Stored items:
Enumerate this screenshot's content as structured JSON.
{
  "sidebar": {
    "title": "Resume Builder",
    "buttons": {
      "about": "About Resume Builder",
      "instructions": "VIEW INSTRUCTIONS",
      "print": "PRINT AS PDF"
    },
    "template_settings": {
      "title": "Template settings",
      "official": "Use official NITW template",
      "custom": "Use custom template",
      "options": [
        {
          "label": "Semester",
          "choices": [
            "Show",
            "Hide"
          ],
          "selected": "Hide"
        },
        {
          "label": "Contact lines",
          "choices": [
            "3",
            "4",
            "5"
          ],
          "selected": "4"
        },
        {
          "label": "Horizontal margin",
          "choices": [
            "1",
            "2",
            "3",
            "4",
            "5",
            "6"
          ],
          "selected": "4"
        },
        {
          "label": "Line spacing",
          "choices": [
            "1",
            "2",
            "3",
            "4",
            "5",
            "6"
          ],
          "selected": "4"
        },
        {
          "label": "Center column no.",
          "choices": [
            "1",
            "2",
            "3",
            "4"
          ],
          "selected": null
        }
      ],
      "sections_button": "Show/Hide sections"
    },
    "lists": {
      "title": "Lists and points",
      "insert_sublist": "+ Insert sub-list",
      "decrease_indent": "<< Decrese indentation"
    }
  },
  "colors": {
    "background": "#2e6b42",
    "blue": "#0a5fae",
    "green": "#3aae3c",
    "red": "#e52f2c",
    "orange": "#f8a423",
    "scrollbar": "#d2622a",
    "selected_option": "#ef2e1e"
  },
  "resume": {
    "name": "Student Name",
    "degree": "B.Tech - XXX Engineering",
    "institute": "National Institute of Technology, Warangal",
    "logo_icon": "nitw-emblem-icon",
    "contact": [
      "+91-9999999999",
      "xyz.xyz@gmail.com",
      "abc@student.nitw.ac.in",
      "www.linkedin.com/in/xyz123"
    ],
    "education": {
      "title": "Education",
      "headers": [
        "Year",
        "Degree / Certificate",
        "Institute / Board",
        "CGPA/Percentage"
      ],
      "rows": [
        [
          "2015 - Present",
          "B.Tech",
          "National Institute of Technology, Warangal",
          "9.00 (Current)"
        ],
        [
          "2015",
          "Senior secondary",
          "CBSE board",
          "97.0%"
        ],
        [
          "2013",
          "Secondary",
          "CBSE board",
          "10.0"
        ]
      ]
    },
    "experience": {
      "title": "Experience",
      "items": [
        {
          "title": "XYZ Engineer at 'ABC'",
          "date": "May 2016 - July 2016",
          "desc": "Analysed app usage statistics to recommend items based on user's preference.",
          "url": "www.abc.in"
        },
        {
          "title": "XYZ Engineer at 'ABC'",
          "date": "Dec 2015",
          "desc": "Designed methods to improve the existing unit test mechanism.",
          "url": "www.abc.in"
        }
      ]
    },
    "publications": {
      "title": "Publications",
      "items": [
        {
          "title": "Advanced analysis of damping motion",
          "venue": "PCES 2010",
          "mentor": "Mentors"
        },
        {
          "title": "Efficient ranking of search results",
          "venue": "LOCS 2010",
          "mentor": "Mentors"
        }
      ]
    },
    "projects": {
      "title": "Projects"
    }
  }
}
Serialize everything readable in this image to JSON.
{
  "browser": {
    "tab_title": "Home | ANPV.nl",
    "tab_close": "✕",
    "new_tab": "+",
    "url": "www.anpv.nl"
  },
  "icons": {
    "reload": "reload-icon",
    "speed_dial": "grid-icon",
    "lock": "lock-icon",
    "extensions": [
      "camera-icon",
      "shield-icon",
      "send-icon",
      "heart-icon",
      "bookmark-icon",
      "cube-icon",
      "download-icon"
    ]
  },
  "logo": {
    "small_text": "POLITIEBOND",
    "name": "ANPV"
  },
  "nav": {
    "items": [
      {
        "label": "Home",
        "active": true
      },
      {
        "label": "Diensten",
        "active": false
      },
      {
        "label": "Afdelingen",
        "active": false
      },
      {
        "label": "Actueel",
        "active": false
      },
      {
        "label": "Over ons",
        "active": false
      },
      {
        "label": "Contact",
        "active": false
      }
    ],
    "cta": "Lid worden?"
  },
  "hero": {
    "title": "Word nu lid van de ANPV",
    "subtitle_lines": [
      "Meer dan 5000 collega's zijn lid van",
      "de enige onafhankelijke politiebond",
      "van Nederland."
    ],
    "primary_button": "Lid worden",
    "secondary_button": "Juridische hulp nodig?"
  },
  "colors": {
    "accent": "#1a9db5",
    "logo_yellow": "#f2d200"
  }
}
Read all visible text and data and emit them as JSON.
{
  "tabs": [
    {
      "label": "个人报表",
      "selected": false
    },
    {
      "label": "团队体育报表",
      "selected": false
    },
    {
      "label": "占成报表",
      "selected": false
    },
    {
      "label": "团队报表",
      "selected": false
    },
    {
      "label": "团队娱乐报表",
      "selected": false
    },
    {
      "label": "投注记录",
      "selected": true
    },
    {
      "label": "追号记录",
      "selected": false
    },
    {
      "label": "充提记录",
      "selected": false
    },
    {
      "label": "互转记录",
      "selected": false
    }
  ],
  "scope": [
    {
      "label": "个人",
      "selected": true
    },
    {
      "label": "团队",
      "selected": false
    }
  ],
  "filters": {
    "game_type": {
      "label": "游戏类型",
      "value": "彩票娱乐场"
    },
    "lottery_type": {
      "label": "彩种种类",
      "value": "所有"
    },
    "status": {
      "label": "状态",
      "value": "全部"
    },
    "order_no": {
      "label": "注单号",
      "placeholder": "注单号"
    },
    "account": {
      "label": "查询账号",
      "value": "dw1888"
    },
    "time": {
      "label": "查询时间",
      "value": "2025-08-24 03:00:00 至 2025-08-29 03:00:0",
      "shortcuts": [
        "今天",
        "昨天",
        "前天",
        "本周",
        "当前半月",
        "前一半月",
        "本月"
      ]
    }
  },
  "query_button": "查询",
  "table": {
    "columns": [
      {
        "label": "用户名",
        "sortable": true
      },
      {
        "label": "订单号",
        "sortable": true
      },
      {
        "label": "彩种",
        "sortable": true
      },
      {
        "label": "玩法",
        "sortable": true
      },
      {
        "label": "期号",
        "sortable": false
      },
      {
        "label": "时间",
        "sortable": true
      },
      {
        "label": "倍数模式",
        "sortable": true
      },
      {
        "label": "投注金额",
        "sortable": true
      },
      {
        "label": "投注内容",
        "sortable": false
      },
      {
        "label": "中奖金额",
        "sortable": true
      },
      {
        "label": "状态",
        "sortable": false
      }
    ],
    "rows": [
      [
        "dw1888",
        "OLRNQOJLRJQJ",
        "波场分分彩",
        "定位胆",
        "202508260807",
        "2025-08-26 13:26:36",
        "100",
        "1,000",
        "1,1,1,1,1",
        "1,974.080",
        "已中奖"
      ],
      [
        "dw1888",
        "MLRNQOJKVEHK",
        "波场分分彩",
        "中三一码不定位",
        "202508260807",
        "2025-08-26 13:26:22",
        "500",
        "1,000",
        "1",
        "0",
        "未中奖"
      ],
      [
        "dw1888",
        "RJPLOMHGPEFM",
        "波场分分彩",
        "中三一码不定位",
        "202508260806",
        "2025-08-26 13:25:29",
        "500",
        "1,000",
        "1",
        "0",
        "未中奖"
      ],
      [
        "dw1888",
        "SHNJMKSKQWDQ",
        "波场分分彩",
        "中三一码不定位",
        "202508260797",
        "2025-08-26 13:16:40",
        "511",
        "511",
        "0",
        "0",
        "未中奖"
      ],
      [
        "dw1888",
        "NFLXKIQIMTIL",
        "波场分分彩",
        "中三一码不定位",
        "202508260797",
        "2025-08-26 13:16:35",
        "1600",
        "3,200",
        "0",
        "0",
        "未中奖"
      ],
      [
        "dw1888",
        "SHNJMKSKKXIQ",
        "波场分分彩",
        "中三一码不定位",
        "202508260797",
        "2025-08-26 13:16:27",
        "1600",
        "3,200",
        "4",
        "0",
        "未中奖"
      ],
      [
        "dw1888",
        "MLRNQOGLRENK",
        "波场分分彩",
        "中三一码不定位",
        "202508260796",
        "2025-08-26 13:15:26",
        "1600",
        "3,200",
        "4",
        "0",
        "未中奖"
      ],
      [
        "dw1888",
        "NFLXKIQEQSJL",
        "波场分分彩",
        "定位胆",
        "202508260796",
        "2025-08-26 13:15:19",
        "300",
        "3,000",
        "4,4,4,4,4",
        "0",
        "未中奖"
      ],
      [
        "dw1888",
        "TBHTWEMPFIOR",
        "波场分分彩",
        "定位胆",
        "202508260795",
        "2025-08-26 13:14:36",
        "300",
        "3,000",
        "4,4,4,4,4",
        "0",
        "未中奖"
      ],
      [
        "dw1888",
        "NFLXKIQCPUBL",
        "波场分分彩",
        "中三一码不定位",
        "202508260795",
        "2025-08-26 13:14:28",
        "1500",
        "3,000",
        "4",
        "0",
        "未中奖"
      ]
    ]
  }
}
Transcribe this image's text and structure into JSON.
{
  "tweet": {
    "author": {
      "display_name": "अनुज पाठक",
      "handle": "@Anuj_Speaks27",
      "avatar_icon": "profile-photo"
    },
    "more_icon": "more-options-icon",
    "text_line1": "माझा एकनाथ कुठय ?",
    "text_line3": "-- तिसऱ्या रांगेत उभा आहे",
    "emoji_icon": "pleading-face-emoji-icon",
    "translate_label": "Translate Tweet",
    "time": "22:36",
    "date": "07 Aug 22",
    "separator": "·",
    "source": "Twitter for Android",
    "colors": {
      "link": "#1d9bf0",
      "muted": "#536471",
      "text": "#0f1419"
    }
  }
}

• [TASK INSTRUCTIONS]: In the listing above, find the line containing "Transcribe this image's" and please quote exactly that line through the last one, and no other lines.

• [THE SOLUTION]:
Transcribe this image's text and structure into JSON.
{
  "tweet": {
    "author": {
      "display_name": "अनुज पाठक",
      "handle": "@Anuj_Speaks27",
      "avatar_icon": "profile-photo"
    },
    "more_icon": "more-options-icon",
    "text_line1": "माझा एकनाथ कुठय ?",
    "text_line3": "-- तिसऱ्या रांगेत उभा आहे",
    "emoji_icon": "pleading-face-emoji-icon",
    "translate_label": "Translate Tweet",
    "time": "22:36",
    "date": "07 Aug 22",
    "separator": "·",
    "source": "Twitter for Android",
    "colors": {
      "link": "#1d9bf0",
      "muted": "#536471",
      "text": "#0f1419"
    }
  }
}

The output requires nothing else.